» PROBLEM TO WORK ON
Look through the listing and locate every line containing the word "Billion"; copy those lines.

» SUPPLIED RECORDS
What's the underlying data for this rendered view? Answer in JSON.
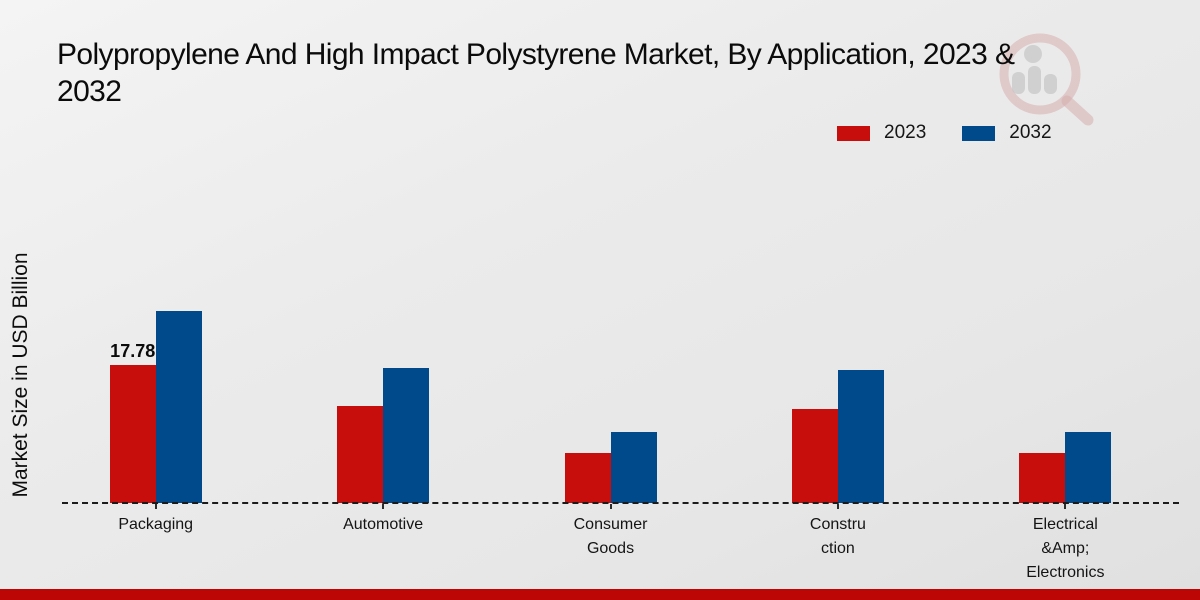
{
  "title": {
    "line1": "Polypropylene And High Impact Polystyrene Market, By Application, 2023 &",
    "line2": "2032"
  },
  "y_axis_label": "Market Size in USD Billion",
  "legend": {
    "items": [
      {
        "label": "2023",
        "color": "#c80d0d"
      },
      {
        "label": "2032",
        "color": "#00498a"
      }
    ]
  },
  "watermark_icon": "market-research-magnifier-logo",
  "colors": {
    "series_2023": "#c80d0d",
    "series_2032": "#00498a",
    "bottom_strip": "#bb0605",
    "axis_line": "#1b1b1b",
    "background": "#ebebeb"
  },
  "chart_data": {
    "type": "bar",
    "title": "Polypropylene And High Impact Polystyrene Market, By Application, 2023 & 2032",
    "xlabel": "",
    "ylabel": "Market Size in USD Billion",
    "legend_position": "top-right",
    "grid": false,
    "baseline_style": "dashed",
    "categories": [
      "Packaging",
      "Automotive",
      "Consumer Goods",
      "Construction",
      "Electrical &Amp; Electronics"
    ],
    "category_label_lines": [
      [
        "Packaging"
      ],
      [
        "Automotive"
      ],
      [
        "Consumer",
        "Goods"
      ],
      [
        "Constru",
        "ction"
      ],
      [
        "Electrical",
        "&Amp;",
        "Electronics"
      ]
    ],
    "series": [
      {
        "name": "2023",
        "color": "#c80d0d",
        "values": [
          17.78,
          12.5,
          6.5,
          12.1,
          6.5
        ]
      },
      {
        "name": "2032",
        "color": "#00498a",
        "values": [
          24.8,
          17.4,
          9.2,
          17.2,
          9.1
        ]
      }
    ],
    "data_labels": [
      {
        "series": "2023",
        "category": "Packaging",
        "text": "17.78"
      }
    ],
    "ylim": [
      0,
      28
    ]
  }
}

» WRITTEN ANSWER
  "y_axis_label": "Market Size in USD Billion",
    "ylabel": "Market Size in USD Billion",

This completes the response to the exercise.